— START OF Given records —

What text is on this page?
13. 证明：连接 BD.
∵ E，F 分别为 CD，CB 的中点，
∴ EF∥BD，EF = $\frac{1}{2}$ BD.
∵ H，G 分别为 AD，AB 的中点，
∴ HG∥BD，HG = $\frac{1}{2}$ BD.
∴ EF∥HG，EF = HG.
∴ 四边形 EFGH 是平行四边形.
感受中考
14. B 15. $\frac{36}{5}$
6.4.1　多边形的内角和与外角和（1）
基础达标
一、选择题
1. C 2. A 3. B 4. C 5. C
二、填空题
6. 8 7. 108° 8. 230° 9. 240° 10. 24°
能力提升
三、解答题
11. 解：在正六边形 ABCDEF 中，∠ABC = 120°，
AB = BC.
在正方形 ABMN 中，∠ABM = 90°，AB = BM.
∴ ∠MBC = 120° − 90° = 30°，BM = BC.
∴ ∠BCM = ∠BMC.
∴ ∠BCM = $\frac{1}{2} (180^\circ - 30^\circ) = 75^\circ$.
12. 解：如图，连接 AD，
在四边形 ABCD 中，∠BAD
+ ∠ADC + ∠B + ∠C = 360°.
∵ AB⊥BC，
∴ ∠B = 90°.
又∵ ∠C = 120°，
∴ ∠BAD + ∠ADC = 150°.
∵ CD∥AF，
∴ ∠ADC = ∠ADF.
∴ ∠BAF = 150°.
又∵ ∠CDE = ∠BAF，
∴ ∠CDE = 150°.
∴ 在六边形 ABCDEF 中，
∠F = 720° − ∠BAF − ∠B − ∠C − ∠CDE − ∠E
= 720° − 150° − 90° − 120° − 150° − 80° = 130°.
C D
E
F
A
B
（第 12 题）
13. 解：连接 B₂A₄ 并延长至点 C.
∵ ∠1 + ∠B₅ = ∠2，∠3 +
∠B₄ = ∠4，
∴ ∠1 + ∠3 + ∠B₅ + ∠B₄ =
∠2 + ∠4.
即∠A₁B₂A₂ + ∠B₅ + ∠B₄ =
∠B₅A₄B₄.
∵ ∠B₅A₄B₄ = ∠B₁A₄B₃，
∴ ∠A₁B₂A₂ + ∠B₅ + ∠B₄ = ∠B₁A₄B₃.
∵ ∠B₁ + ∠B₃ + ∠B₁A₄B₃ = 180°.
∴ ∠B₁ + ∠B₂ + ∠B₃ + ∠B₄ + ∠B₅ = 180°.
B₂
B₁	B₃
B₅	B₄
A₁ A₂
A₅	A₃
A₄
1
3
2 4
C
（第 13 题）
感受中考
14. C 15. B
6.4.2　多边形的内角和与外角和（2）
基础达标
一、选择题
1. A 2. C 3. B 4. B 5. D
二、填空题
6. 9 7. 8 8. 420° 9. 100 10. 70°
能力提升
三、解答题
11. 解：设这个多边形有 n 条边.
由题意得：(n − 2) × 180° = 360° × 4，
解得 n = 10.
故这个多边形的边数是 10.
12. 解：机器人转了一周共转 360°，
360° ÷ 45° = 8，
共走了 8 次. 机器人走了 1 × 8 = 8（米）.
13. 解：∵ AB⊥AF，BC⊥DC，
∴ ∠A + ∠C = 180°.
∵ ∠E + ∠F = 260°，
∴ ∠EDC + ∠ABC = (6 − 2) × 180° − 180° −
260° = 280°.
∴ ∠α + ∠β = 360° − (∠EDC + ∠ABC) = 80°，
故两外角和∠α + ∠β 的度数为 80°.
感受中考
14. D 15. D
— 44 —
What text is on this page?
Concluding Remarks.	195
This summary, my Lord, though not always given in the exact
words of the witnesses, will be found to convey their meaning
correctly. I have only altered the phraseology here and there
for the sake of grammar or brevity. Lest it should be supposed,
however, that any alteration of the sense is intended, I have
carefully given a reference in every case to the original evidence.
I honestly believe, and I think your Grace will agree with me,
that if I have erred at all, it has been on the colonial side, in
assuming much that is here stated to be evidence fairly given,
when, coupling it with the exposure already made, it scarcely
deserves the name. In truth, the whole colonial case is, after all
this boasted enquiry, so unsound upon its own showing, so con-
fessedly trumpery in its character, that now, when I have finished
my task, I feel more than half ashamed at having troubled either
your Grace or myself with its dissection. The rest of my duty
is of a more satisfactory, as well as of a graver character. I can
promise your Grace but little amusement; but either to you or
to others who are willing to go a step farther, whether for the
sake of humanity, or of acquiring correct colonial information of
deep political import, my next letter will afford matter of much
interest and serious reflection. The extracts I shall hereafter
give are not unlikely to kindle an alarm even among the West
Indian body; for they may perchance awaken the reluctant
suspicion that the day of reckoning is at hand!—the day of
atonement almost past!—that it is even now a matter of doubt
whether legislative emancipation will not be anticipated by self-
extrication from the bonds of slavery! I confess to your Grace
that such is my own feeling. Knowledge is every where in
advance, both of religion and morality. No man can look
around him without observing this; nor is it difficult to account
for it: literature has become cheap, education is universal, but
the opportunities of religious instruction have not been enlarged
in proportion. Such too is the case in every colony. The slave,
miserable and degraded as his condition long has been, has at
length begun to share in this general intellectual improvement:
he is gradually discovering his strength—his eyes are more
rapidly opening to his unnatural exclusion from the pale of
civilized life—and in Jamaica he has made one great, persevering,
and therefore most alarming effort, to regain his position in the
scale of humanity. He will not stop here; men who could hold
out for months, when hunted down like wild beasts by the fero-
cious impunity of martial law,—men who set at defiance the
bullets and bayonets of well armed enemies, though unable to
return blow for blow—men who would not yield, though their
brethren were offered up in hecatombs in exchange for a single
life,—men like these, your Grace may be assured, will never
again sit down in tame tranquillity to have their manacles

— END OF Given records —

Stated exercise |
Every entry must be retyped in full, exactly as given.

Output of the exercise |
What text is on this page?
13. 证明：连接 BD.
∵ E，F 分别为 CD，CB 的中点，
∴ EF∥BD，EF = $\frac{1}{2}$ BD.
∵ H，G 分别为 AD，AB 的中点，
∴ HG∥BD，HG = $\frac{1}{2}$ BD.
∴ EF∥HG，EF = HG.
∴ 四边形 EFGH 是平行四边形.
感受中考
14. B 15. $\frac{36}{5}$
6.4.1　多边形的内角和与外角和（1）
基础达标
一、选择题
1. C 2. A 3. B 4. C 5. C
二、填空题
6. 8 7. 108° 8. 230° 9. 240° 10. 24°
能力提升
三、解答题
11. 解：在正六边形 ABCDEF 中，∠ABC = 120°，
AB = BC.
在正方形 ABMN 中，∠ABM = 90°，AB = BM.
∴ ∠MBC = 120° − 90° = 30°，BM = BC.
∴ ∠BCM = ∠BMC.
∴ ∠BCM = $\frac{1}{2} (180^\circ - 30^\circ) = 75^\circ$.
12. 解：如图，连接 AD，
在四边形 ABCD 中，∠BAD
+ ∠ADC + ∠B + ∠C = 360°.
∵ AB⊥BC，
∴ ∠B = 90°.
又∵ ∠C = 120°，
∴ ∠BAD + ∠ADC = 150°.
∵ CD∥AF，
∴ ∠ADC = ∠ADF.
∴ ∠BAF = 150°.
又∵ ∠CDE = ∠BAF，
∴ ∠CDE = 150°.
∴ 在六边形 ABCDEF 中，
∠F = 720° − ∠BAF − ∠B − ∠C − ∠CDE − ∠E
= 720° − 150° − 90° − 120° − 150° − 80° = 130°.
C D
E
F
A
B
（第 12 题）
13. 解：连接 B₂A₄ 并延长至点 C.
∵ ∠1 + ∠B₅ = ∠2，∠3 +
∠B₄ = ∠4，
∴ ∠1 + ∠3 + ∠B₅ + ∠B₄ =
∠2 + ∠4.
即∠A₁B₂A₂ + ∠B₅ + ∠B₄ =
∠B₅A₄B₄.
∵ ∠B₅A₄B₄ = ∠B₁A₄B₃，
∴ ∠A₁B₂A₂ + ∠B₅ + ∠B₄ = ∠B₁A₄B₃.
∵ ∠B₁ + ∠B₃ + ∠B₁A₄B₃ = 180°.
∴ ∠B₁ + ∠B₂ + ∠B₃ + ∠B₄ + ∠B₅ = 180°.
B₂
B₁	B₃
B₅	B₄
A₁ A₂
A₅	A₃
A₄
1
3
2 4
C
（第 13 题）
感受中考
14. C 15. B
6.4.2　多边形的内角和与外角和（2）
基础达标
一、选择题
1. A 2. C 3. B 4. B 5. D
二、填空题
6. 9 7. 8 8. 420° 9. 100 10. 70°
能力提升
三、解答题
11. 解：设这个多边形有 n 条边.
由题意得：(n − 2) × 180° = 360° × 4，
解得 n = 10.
故这个多边形的边数是 10.
12. 解：机器人转了一周共转 360°，
360° ÷ 45° = 8，
共走了 8 次. 机器人走了 1 × 8 = 8（米）.
13. 解：∵ AB⊥AF，BC⊥DC，
∴ ∠A + ∠C = 180°.
∵ ∠E + ∠F = 260°，
∴ ∠EDC + ∠ABC = (6 − 2) × 180° − 180° −
260° = 280°.
∴ ∠α + ∠β = 360° − (∠EDC + ∠ABC) = 80°，
故两外角和∠α + ∠β 的度数为 80°.
感受中考
14. D 15. D
— 44 —
What text is on this page?
Concluding Remarks.	195
This summary, my Lord, though not always given in the exact
words of the witnesses, will be found to convey their meaning
correctly. I have only altered the phraseology here and there
for the sake of grammar or brevity. Lest it should be supposed,
however, that any alteration of the sense is intended, I have
carefully given a reference in every case to the original evidence.
I honestly believe, and I think your Grace will agree with me,
that if I have erred at all, it has been on the colonial side, in
assuming much that is here stated to be evidence fairly given,
when, coupling it with the exposure already made, it scarcely
deserves the name. In truth, the whole colonial case is, after all
this boasted enquiry, so unsound upon its own showing, so con-
fessedly trumpery in its character, that now, when I have finished
my task, I feel more than half ashamed at having troubled either
your Grace or myself with its dissection. The rest of my duty
is of a more satisfactory, as well as of a graver character. I can
promise your Grace but little amusement; but either to you or
to others who are willing to go a step farther, whether for the
sake of humanity, or of acquiring correct colonial information of
deep political import, my next letter will afford matter of much
interest and serious reflection. The extracts I shall hereafter
give are not unlikely to kindle an alarm even among the West
Indian body; for they may perchance awaken the reluctant
suspicion that the day of reckoning is at hand!—the day of
atonement almost past!—that it is even now a matter of doubt
whether legislative emancipation will not be anticipated by self-
extrication from the bonds of slavery! I confess to your Grace
that such is my own feeling. Knowledge is every where in
advance, both of religion and morality. No man can look
around him without observing this; nor is it difficult to account
for it: literature has become cheap, education is universal, but
the opportunities of religious instruction have not been enlarged
in proportion. Such too is the case in every colony. The slave,
miserable and degraded as his condition long has been, has at
length begun to share in this general intellectual improvement:
he is gradually discovering his strength—his eyes are more
rapidly opening to his unnatural exclusion from the pale of
civilized life—and in Jamaica he has made one great, persevering,
and therefore most alarming effort, to regain his position in the
scale of humanity. He will not stop here; men who could hold
out for months, when hunted down like wild beasts by the fero-
cious impunity of martial law,—men who set at defiance the
bullets and bayonets of well armed enemies, though unable to
return blow for blow—men who would not yield, though their
brethren were offered up in hecatombs in exchange for a single
life,—men like these, your Grace may be assured, will never
again sit down in tame tranquillity to have their manacles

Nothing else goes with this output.